YOUR OBJECTIVE →
Here are some records; return them all exactly.
_ _ _ _ _ _ _
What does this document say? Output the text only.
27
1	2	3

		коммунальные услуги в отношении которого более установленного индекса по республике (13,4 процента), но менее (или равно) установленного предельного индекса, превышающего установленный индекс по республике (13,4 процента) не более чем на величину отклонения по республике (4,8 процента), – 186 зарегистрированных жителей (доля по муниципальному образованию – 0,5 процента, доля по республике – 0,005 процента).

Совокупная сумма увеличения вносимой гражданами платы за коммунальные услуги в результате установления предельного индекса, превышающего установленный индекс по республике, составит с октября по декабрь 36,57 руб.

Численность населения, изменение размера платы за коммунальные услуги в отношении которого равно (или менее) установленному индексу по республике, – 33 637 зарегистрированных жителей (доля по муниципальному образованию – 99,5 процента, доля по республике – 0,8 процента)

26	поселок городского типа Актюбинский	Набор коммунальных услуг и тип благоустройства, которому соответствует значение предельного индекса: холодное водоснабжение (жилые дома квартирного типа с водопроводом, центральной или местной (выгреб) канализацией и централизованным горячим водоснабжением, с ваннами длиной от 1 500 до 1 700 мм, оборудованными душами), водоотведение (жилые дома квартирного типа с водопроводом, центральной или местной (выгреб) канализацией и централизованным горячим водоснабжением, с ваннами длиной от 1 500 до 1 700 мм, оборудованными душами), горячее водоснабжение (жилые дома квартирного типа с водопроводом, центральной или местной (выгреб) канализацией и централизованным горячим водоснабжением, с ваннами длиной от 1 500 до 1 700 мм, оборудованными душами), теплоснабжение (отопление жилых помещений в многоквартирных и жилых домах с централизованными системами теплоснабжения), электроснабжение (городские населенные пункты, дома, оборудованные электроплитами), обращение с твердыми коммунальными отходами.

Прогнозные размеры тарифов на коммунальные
_ _ _ _ _ _ _
OUTPUT →
What does this document say? Output the text only.
27
1	2	3

		коммунальные услуги в отношении которого более установленного индекса по республике (13,4 процента), но менее (или равно) установленного предельного индекса, превышающего установленный индекс по республике (13,4 процента) не более чем на величину отклонения по республике (4,8 процента), – 186 зарегистрированных жителей (доля по муниципальному образованию – 0,5 процента, доля по республике – 0,005 процента).

Совокупная сумма увеличения вносимой гражданами платы за коммунальные услуги в результате установления предельного индекса, превышающего установленный индекс по республике, составит с октября по декабрь 36,57 руб.

Численность населения, изменение размера платы за коммунальные услуги в отношении которого равно (или менее) установленному индексу по республике, – 33 637 зарегистрированных жителей (доля по муниципальному образованию – 99,5 процента, доля по республике – 0,8 процента)

26	поселок городского типа Актюбинский	Набор коммунальных услуг и тип благоустройства, которому соответствует значение предельного индекса: холодное водоснабжение (жилые дома квартирного типа с водопроводом, центральной или местной (выгреб) канализацией и централизованным горячим водоснабжением, с ваннами длиной от 1 500 до 1 700 мм, оборудованными душами), водоотведение (жилые дома квартирного типа с водопроводом, центральной или местной (выгреб) канализацией и централизованным горячим водоснабжением, с ваннами длиной от 1 500 до 1 700 мм, оборудованными душами), горячее водоснабжение (жилые дома квартирного типа с водопроводом, центральной или местной (выгреб) канализацией и централизованным горячим водоснабжением, с ваннами длиной от 1 500 до 1 700 мм, оборудованными душами), теплоснабжение (отопление жилых помещений в многоквартирных и жилых домах с централизованными системами теплоснабжения), электроснабжение (городские населенные пункты, дома, оборудованные электроплитами), обращение с твердыми коммунальными отходами.

Прогнозные размеры тарифов на коммунальные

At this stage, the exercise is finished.